DATA LISTING:
— Begin —
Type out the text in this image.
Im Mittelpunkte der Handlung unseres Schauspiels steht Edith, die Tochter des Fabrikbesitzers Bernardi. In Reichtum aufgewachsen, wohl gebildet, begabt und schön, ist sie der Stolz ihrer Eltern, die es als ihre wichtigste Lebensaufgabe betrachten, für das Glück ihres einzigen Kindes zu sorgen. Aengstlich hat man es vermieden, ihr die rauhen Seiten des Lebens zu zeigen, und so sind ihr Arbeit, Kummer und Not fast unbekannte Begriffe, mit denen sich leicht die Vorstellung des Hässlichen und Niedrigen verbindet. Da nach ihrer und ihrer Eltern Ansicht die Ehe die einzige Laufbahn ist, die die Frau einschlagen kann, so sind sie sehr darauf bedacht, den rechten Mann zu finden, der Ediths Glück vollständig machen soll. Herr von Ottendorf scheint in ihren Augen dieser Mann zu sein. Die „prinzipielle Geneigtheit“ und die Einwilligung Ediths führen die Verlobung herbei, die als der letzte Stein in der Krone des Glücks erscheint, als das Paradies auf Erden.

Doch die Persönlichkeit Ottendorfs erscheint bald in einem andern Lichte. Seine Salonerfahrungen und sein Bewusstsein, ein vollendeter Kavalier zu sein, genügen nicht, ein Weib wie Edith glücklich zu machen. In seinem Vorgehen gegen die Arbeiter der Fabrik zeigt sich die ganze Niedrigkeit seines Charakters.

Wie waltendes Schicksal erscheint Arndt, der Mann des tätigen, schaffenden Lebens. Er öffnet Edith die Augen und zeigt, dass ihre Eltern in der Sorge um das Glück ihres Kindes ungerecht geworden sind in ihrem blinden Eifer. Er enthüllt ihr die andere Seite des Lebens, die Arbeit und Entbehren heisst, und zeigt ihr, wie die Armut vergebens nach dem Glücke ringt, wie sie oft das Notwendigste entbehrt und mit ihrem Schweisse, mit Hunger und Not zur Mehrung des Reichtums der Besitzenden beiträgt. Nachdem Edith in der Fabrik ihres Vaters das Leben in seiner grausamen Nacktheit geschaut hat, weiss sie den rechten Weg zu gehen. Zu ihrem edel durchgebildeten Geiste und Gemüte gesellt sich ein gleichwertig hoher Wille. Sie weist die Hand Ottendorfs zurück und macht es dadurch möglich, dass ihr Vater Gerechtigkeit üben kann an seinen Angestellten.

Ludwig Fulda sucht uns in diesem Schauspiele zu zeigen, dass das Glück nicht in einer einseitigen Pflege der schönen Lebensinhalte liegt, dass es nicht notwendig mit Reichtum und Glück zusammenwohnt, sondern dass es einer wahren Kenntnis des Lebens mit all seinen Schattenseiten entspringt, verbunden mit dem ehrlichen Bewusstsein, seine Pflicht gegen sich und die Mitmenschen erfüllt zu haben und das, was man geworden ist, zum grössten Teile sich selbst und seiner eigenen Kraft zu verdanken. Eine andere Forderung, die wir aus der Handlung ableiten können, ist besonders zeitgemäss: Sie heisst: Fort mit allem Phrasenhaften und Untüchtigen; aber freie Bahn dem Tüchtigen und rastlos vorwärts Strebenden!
— End —
WHAT TO WORK ON:
Write out every record, exactly as written.

THE RESPONSE:
Type out the text in this image.
Im Mittelpunkte der Handlung unseres Schauspiels steht Edith, die Tochter des Fabrikbesitzers Bernardi. In Reichtum aufgewachsen, wohl gebildet, begabt und schön, ist sie der Stolz ihrer Eltern, die es als ihre wichtigste Lebensaufgabe betrachten, für das Glück ihres einzigen Kindes zu sorgen. Aengstlich hat man es vermieden, ihr die rauhen Seiten des Lebens zu zeigen, und so sind ihr Arbeit, Kummer und Not fast unbekannte Begriffe, mit denen sich leicht die Vorstellung des Hässlichen und Niedrigen verbindet. Da nach ihrer und ihrer Eltern Ansicht die Ehe die einzige Laufbahn ist, die die Frau einschlagen kann, so sind sie sehr darauf bedacht, den rechten Mann zu finden, der Ediths Glück vollständig machen soll. Herr von Ottendorf scheint in ihren Augen dieser Mann zu sein. Die „prinzipielle Geneigtheit“ und die Einwilligung Ediths führen die Verlobung herbei, die als der letzte Stein in der Krone des Glücks erscheint, als das Paradies auf Erden.

Doch die Persönlichkeit Ottendorfs erscheint bald in einem andern Lichte. Seine Salonerfahrungen und sein Bewusstsein, ein vollendeter Kavalier zu sein, genügen nicht, ein Weib wie Edith glücklich zu machen. In seinem Vorgehen gegen die Arbeiter der Fabrik zeigt sich die ganze Niedrigkeit seines Charakters.

Wie waltendes Schicksal erscheint Arndt, der Mann des tätigen, schaffenden Lebens. Er öffnet Edith die Augen und zeigt, dass ihre Eltern in der Sorge um das Glück ihres Kindes ungerecht geworden sind in ihrem blinden Eifer. Er enthüllt ihr die andere Seite des Lebens, die Arbeit und Entbehren heisst, und zeigt ihr, wie die Armut vergebens nach dem Glücke ringt, wie sie oft das Notwendigste entbehrt und mit ihrem Schweisse, mit Hunger und Not zur Mehrung des Reichtums der Besitzenden beiträgt. Nachdem Edith in der Fabrik ihres Vaters das Leben in seiner grausamen Nacktheit geschaut hat, weiss sie den rechten Weg zu gehen. Zu ihrem edel durchgebildeten Geiste und Gemüte gesellt sich ein gleichwertig hoher Wille. Sie weist die Hand Ottendorfs zurück und macht es dadurch möglich, dass ihr Vater Gerechtigkeit üben kann an seinen Angestellten.

Ludwig Fulda sucht uns in diesem Schauspiele zu zeigen, dass das Glück nicht in einer einseitigen Pflege der schönen Lebensinhalte liegt, dass es nicht notwendig mit Reichtum und Glück zusammenwohnt, sondern dass es einer wahren Kenntnis des Lebens mit all seinen Schattenseiten entspringt, verbunden mit dem ehrlichen Bewusstsein, seine Pflicht gegen sich und die Mitmenschen erfüllt zu haben und das, was man geworden ist, zum grössten Teile sich selbst und seiner eigenen Kraft zu verdanken. Eine andere Forderung, die wir aus der Handlung ableiten können, ist besonders zeitgemäss: Sie heisst: Fort mit allem Phrasenhaften und Untüchtigen; aber freie Bahn dem Tüchtigen und rastlos vorwärts Strebenden!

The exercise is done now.